Set problem ▸ Each line containing the word "years" needs to be copied.

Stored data
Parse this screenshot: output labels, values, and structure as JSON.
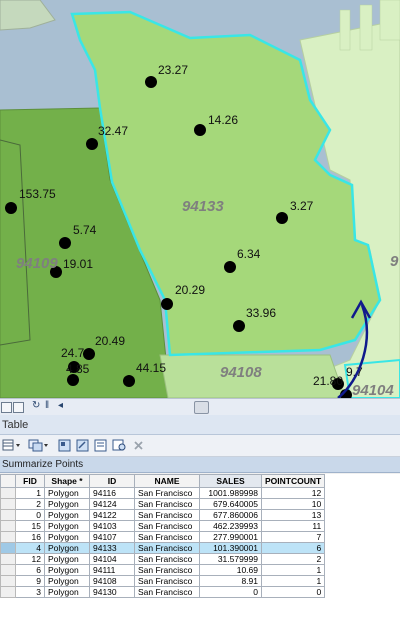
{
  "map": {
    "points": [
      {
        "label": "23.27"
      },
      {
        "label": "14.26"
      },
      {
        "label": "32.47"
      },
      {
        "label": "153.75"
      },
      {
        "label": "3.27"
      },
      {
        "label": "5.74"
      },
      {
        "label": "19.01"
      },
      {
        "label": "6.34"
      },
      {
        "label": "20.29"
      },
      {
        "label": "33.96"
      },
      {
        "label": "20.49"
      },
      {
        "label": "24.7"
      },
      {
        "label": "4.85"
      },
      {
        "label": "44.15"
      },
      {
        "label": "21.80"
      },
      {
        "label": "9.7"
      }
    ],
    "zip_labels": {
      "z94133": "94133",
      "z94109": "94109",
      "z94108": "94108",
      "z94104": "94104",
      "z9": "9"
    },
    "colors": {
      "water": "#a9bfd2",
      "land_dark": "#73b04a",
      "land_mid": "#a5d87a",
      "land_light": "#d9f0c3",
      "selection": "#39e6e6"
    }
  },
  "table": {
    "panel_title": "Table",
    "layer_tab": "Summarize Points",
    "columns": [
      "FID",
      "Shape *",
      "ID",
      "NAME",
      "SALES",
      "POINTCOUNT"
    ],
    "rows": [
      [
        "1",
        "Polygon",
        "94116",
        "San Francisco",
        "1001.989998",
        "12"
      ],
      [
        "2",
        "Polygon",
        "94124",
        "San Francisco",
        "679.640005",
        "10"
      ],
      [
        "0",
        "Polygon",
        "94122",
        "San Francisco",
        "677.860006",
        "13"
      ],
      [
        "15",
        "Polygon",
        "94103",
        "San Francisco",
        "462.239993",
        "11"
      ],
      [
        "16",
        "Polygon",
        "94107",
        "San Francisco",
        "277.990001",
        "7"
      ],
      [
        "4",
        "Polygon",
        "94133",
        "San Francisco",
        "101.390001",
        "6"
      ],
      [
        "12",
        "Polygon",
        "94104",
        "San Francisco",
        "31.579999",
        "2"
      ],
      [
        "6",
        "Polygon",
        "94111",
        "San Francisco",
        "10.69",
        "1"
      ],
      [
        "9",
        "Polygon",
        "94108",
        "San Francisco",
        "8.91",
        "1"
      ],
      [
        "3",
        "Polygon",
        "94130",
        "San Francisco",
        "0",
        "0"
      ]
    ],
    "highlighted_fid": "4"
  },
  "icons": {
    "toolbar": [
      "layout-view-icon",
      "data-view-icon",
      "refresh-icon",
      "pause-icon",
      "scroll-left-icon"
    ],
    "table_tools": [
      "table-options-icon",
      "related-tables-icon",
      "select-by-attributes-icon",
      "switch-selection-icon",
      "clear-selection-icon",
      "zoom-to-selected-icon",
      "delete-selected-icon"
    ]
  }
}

---

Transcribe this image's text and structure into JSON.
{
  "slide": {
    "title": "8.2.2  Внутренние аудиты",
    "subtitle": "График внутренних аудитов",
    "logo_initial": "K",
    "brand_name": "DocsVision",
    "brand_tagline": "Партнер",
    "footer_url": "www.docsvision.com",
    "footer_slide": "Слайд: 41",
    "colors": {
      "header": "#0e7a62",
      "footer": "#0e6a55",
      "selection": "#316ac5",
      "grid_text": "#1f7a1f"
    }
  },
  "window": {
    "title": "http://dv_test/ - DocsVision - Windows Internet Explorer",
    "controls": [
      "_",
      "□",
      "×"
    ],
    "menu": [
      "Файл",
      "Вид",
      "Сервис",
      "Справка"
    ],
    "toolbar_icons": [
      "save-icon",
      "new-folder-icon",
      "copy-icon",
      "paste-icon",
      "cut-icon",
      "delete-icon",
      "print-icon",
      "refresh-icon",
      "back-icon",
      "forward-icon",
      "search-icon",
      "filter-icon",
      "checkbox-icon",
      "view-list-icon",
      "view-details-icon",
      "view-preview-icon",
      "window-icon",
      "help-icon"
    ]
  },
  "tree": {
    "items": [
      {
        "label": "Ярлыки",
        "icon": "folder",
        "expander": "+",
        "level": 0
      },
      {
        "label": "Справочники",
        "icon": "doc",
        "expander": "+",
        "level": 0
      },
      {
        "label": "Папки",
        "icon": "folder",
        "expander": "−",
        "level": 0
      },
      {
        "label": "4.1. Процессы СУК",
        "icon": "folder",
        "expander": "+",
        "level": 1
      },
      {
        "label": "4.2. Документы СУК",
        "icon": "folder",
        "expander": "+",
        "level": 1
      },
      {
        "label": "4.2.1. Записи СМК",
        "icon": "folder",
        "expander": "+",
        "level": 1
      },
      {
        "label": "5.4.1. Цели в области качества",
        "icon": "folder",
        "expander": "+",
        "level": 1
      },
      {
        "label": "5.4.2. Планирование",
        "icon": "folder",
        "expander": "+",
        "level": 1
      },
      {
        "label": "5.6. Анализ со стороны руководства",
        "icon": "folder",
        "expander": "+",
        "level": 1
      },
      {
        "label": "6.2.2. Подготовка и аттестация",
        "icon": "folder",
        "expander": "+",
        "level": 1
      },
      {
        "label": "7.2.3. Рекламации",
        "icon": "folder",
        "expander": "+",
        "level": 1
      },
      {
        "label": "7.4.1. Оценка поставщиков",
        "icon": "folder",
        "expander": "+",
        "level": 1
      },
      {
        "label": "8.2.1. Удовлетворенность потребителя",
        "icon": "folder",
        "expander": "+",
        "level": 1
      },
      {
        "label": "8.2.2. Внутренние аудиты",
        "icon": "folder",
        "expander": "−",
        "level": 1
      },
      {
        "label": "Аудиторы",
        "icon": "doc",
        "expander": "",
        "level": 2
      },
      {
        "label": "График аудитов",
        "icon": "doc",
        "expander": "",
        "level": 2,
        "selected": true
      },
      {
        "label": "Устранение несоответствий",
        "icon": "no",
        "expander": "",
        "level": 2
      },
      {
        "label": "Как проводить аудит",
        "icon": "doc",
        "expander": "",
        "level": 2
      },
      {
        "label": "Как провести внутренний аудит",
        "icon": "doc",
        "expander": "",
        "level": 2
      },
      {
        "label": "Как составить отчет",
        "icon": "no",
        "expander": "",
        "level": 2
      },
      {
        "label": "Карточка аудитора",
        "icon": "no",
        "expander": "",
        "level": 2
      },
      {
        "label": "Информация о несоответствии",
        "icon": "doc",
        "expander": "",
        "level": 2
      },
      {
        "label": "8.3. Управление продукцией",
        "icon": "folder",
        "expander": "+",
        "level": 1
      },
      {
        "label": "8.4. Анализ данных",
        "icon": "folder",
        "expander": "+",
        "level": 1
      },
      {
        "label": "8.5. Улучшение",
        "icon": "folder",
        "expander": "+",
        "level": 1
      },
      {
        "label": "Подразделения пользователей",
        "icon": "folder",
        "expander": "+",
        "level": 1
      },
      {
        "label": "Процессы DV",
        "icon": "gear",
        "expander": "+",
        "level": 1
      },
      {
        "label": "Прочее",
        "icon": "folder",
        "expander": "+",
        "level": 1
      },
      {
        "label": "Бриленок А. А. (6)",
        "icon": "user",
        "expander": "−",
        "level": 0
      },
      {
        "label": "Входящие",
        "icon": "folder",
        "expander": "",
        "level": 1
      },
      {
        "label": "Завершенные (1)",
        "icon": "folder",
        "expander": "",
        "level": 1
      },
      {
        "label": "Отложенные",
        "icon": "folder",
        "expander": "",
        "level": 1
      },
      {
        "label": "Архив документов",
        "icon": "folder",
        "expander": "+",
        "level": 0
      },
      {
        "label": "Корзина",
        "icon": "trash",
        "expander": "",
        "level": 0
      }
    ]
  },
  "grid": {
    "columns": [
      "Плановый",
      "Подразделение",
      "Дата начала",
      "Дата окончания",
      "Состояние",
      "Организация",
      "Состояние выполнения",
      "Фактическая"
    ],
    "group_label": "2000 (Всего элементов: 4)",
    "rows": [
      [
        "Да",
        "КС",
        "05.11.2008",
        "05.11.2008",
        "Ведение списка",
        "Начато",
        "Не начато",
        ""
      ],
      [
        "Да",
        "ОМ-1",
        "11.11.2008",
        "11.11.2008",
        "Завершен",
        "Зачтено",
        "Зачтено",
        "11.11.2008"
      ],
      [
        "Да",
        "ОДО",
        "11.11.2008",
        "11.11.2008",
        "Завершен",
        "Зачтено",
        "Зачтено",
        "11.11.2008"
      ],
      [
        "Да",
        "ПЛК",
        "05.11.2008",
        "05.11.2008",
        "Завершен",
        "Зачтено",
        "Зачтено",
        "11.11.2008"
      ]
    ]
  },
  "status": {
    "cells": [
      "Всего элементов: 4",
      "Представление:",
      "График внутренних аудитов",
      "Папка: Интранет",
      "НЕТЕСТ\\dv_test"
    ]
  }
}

---

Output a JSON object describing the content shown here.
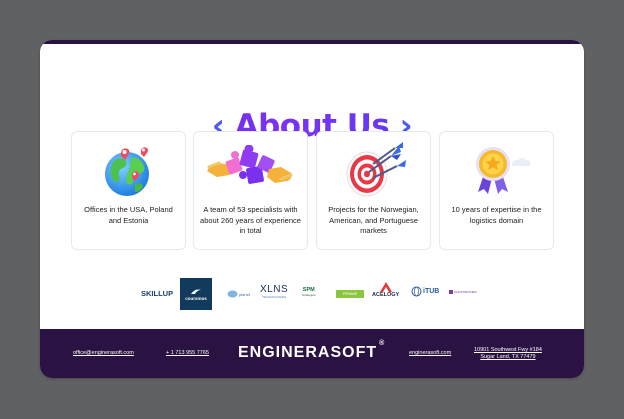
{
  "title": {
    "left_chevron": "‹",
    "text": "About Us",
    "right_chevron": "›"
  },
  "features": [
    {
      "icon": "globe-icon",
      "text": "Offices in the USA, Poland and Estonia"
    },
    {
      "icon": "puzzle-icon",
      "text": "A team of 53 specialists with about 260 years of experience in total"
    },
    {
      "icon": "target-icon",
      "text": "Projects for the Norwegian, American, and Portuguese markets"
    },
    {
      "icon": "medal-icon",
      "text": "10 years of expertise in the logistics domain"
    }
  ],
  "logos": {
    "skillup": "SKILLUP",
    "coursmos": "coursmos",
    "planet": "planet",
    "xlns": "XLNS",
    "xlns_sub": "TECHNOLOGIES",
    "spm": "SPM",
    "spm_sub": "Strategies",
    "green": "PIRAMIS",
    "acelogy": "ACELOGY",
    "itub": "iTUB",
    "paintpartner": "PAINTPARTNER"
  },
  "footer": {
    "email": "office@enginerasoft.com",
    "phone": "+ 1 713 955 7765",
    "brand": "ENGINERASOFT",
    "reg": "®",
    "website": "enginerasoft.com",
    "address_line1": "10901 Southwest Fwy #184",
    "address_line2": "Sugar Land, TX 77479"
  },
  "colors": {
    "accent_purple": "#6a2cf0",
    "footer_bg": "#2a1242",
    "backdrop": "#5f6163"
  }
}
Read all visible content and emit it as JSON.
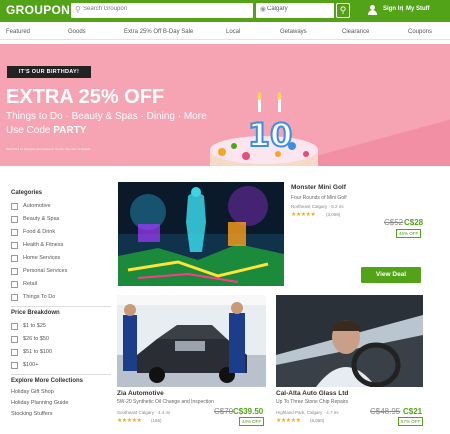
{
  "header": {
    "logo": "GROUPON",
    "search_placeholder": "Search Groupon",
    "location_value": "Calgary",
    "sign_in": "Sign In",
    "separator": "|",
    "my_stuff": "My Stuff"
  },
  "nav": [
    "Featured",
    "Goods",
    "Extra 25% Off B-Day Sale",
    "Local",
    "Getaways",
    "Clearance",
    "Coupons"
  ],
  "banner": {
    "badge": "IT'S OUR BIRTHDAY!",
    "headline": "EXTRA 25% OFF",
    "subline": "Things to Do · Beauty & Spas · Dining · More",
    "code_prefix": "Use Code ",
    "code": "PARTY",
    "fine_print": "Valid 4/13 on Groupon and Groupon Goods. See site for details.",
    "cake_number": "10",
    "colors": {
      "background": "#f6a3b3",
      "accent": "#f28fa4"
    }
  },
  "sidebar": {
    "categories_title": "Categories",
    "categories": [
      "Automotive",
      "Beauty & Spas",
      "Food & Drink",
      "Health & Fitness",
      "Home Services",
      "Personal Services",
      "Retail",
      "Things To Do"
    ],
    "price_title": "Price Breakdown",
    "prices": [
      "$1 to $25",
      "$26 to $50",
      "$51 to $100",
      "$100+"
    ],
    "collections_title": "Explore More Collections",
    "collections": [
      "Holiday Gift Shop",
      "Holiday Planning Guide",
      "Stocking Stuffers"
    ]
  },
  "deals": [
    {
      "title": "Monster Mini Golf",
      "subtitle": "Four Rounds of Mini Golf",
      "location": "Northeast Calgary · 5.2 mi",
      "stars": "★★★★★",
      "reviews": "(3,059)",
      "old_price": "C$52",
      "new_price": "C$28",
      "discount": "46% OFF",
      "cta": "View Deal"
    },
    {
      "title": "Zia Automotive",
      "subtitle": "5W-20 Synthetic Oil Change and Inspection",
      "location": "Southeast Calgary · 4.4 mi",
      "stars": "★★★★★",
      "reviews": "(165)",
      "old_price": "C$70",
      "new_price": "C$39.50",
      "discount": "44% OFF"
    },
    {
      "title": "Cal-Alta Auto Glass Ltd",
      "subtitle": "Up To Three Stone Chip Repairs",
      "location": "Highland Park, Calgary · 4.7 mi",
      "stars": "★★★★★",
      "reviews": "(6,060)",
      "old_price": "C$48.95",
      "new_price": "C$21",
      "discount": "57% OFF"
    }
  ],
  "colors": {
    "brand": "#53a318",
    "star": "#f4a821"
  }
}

Complete response ▸
      "text": "A team of 53 specialists with about 260 years of experience in total"
      "text": "10 years of expertise in the logistics domain"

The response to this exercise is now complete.